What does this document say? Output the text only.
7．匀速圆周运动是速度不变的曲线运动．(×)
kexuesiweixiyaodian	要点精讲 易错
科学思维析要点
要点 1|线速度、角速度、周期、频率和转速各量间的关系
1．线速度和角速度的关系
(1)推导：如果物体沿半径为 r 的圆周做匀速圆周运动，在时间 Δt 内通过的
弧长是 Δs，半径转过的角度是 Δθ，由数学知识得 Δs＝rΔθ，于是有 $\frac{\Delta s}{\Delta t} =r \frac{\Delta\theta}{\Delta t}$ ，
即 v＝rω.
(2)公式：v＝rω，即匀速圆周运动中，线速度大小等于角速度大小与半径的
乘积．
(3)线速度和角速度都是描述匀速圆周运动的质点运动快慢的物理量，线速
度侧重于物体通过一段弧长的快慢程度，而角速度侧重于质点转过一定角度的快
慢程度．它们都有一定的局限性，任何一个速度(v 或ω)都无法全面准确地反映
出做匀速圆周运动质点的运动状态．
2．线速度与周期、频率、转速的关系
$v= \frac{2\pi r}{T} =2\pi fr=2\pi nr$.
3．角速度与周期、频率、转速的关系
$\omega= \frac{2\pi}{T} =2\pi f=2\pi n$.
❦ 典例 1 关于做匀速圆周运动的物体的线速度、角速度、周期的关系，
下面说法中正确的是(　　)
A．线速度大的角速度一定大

————

Quote the listing in full, please, keeping every line exact.

Solution to this problem -
What does this document say? Output the text only.
7．匀速圆周运动是速度不变的曲线运动．(×)
kexuesiweixiyaodian	要点精讲 易错
科学思维析要点
要点 1|线速度、角速度、周期、频率和转速各量间的关系
1．线速度和角速度的关系
(1)推导：如果物体沿半径为 r 的圆周做匀速圆周运动，在时间 Δt 内通过的
弧长是 Δs，半径转过的角度是 Δθ，由数学知识得 Δs＝rΔθ，于是有 $\frac{\Delta s}{\Delta t} =r \frac{\Delta\theta}{\Delta t}$ ，
即 v＝rω.
(2)公式：v＝rω，即匀速圆周运动中，线速度大小等于角速度大小与半径的
乘积．
(3)线速度和角速度都是描述匀速圆周运动的质点运动快慢的物理量，线速
度侧重于物体通过一段弧长的快慢程度，而角速度侧重于质点转过一定角度的快
慢程度．它们都有一定的局限性，任何一个速度(v 或ω)都无法全面准确地反映
出做匀速圆周运动质点的运动状态．
2．线速度与周期、频率、转速的关系
$v= \frac{2\pi r}{T} =2\pi fr=2\pi nr$.
3．角速度与周期、频率、转速的关系
$\omega= \frac{2\pi}{T} =2\pi f=2\pi n$.
❦ 典例 1 关于做匀速圆周运动的物体的线速度、角速度、周期的关系，
下面说法中正确的是(　　)
A．线速度大的角速度一定大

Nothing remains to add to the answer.